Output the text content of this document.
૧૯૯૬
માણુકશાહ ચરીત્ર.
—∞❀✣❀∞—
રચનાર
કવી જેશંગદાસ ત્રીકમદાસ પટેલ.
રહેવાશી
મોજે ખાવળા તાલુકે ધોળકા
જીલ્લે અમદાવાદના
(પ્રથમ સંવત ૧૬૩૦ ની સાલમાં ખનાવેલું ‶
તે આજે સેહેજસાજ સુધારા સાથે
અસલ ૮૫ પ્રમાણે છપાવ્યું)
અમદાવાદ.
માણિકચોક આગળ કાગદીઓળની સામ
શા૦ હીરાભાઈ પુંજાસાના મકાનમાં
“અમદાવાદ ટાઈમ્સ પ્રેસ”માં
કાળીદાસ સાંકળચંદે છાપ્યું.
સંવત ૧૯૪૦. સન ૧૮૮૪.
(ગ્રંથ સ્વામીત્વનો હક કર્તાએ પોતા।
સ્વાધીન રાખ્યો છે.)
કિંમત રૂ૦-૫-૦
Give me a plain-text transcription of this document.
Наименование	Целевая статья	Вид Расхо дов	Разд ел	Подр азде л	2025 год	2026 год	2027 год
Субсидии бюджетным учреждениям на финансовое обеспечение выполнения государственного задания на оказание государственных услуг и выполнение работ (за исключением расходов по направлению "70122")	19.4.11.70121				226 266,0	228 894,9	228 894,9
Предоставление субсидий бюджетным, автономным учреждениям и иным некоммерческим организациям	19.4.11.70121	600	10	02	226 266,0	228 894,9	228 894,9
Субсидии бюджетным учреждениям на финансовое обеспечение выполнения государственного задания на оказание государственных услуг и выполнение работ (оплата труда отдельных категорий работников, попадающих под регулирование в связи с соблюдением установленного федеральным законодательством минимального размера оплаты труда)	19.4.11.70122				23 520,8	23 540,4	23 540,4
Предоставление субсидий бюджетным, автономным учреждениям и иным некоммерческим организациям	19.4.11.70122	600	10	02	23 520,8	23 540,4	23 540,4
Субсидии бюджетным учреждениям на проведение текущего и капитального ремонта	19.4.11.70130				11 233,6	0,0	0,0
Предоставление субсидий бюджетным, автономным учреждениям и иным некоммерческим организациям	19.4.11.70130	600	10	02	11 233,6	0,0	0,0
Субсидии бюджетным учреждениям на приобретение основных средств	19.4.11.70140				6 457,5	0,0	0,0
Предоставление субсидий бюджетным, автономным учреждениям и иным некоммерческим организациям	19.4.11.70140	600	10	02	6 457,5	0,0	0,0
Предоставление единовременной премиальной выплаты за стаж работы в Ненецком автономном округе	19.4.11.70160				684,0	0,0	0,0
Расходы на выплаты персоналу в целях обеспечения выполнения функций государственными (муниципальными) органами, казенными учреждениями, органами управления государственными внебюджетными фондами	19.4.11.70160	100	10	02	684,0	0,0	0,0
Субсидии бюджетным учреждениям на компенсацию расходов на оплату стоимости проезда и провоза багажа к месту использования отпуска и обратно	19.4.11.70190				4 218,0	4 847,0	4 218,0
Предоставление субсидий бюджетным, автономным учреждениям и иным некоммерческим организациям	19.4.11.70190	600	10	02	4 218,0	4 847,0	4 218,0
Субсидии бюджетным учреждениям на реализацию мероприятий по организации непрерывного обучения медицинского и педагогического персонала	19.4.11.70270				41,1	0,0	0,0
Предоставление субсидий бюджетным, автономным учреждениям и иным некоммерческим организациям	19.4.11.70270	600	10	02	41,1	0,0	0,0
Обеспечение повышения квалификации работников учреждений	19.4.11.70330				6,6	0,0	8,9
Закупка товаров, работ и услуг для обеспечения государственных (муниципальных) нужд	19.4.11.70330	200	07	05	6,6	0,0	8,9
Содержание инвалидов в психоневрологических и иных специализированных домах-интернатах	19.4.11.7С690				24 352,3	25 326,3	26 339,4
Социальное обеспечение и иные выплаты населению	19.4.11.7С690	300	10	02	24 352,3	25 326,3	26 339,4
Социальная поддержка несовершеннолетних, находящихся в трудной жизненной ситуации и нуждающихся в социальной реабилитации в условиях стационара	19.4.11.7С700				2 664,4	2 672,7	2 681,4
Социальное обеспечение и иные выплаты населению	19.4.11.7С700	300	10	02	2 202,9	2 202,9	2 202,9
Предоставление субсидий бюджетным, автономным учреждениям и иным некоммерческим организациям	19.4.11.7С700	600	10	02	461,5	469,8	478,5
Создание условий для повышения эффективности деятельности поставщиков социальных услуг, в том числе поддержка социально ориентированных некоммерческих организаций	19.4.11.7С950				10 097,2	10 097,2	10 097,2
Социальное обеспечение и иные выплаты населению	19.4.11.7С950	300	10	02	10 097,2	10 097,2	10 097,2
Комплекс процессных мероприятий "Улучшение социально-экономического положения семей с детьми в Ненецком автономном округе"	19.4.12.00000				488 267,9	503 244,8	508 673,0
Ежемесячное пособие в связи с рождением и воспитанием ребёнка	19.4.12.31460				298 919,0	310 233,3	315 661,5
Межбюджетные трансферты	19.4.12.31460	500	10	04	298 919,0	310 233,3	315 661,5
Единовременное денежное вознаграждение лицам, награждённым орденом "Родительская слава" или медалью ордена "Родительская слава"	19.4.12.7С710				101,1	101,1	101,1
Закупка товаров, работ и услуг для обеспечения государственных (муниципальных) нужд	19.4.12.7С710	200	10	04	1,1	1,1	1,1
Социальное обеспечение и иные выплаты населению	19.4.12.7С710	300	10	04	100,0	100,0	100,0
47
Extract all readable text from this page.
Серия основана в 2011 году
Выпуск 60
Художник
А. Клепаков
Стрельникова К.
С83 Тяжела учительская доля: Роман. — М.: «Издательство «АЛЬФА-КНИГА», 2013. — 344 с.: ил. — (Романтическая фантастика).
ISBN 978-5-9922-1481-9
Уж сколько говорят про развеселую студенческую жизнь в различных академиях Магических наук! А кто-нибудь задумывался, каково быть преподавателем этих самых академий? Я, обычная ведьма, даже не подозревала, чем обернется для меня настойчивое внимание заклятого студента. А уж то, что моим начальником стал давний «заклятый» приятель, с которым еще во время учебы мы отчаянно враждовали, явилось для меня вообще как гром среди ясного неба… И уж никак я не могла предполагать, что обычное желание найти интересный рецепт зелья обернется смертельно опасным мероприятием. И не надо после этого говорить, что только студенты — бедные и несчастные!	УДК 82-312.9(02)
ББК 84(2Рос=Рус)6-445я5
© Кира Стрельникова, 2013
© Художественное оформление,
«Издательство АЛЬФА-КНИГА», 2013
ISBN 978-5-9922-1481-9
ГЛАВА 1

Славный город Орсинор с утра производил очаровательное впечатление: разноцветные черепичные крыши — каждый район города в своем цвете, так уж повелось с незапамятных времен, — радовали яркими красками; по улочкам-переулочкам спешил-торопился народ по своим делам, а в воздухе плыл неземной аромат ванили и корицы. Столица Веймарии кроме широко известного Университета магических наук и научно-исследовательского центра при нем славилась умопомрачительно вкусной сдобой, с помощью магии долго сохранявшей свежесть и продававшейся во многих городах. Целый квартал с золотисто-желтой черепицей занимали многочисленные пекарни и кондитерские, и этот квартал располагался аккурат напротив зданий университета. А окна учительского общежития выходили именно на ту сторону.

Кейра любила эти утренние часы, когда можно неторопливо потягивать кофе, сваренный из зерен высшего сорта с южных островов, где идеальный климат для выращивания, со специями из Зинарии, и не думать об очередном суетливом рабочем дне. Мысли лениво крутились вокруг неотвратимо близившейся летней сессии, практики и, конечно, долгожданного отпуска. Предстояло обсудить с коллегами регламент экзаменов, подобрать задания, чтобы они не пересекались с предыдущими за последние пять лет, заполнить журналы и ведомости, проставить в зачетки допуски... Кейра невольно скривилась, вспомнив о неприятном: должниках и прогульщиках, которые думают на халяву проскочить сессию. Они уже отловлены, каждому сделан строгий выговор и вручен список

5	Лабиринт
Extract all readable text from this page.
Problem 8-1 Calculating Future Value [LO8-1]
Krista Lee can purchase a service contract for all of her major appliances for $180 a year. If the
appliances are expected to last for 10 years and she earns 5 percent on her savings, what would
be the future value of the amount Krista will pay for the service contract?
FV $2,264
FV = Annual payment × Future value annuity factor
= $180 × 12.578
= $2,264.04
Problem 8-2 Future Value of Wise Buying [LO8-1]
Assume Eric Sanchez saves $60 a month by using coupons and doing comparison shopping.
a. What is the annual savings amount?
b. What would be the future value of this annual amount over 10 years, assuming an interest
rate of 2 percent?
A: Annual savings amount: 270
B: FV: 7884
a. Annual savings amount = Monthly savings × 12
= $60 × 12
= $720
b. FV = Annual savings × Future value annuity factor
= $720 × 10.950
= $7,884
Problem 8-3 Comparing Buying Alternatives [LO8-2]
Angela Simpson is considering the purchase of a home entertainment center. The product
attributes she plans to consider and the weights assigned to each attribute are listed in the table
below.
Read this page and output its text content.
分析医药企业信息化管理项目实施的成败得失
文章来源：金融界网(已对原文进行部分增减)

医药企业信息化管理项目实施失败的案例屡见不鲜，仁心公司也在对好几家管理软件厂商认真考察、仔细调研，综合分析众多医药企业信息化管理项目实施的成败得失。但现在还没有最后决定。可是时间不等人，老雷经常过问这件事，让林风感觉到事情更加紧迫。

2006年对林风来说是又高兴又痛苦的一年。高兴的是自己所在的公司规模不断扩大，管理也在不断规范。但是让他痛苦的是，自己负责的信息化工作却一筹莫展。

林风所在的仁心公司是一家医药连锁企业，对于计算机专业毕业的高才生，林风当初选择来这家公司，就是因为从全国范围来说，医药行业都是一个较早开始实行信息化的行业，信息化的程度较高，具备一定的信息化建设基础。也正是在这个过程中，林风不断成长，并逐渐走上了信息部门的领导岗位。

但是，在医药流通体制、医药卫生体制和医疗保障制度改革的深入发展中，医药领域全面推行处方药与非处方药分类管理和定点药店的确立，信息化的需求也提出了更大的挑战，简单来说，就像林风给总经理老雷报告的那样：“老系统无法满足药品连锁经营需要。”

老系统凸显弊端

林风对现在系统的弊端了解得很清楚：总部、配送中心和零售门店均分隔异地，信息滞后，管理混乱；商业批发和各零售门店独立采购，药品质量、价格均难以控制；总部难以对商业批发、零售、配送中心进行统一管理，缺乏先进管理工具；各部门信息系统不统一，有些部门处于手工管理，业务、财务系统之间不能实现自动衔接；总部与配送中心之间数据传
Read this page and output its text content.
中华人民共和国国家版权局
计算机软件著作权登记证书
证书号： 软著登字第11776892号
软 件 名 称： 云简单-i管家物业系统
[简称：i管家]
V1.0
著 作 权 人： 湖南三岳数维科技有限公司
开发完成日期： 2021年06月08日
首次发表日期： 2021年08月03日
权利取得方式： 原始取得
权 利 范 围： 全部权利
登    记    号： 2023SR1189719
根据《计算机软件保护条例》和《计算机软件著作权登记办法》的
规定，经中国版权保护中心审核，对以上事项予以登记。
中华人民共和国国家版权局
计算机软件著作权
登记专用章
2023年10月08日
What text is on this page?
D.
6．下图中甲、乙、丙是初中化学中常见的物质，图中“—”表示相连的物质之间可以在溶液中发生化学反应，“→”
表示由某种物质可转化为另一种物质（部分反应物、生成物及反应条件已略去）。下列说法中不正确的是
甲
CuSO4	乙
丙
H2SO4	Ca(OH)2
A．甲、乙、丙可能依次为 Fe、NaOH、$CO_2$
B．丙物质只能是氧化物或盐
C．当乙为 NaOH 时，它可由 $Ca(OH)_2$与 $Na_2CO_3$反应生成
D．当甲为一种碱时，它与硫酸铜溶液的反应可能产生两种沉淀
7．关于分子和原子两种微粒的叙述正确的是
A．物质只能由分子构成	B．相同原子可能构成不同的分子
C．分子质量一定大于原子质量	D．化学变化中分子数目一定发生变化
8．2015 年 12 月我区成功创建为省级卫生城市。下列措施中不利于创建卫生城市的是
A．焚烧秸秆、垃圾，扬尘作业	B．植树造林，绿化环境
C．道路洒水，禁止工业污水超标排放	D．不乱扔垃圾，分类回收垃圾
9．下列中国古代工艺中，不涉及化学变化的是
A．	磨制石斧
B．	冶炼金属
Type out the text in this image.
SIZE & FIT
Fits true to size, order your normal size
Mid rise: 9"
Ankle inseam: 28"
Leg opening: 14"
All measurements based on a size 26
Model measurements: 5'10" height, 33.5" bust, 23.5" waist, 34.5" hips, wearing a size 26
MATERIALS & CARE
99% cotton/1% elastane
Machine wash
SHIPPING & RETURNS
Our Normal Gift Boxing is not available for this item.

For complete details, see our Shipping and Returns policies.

▬▬▬▬▬▬▬▬▬▬

To do: Pick out every line with the string "оказание" and copy it.

Correct result:
Субсидии бюджетным учреждениям на финансовое обеспечение выполнения государственного задания на оказание государственных услуг и выполнение работ (за исключением расходов по направлению "70122")	19.4.11.70121				226 266,0	228 894,9	228 894,9
Субсидии бюджетным учреждениям на финансовое обеспечение выполнения государственного задания на оказание государственных услуг и выполнение работ (оплата труда отдельных категорий работников, попадающих под регулирование в связи с соблюдением установленного федеральным законодательством минимального размера оплаты труда)	19.4.11.70122				23 520,8	23 540,4	23 540,4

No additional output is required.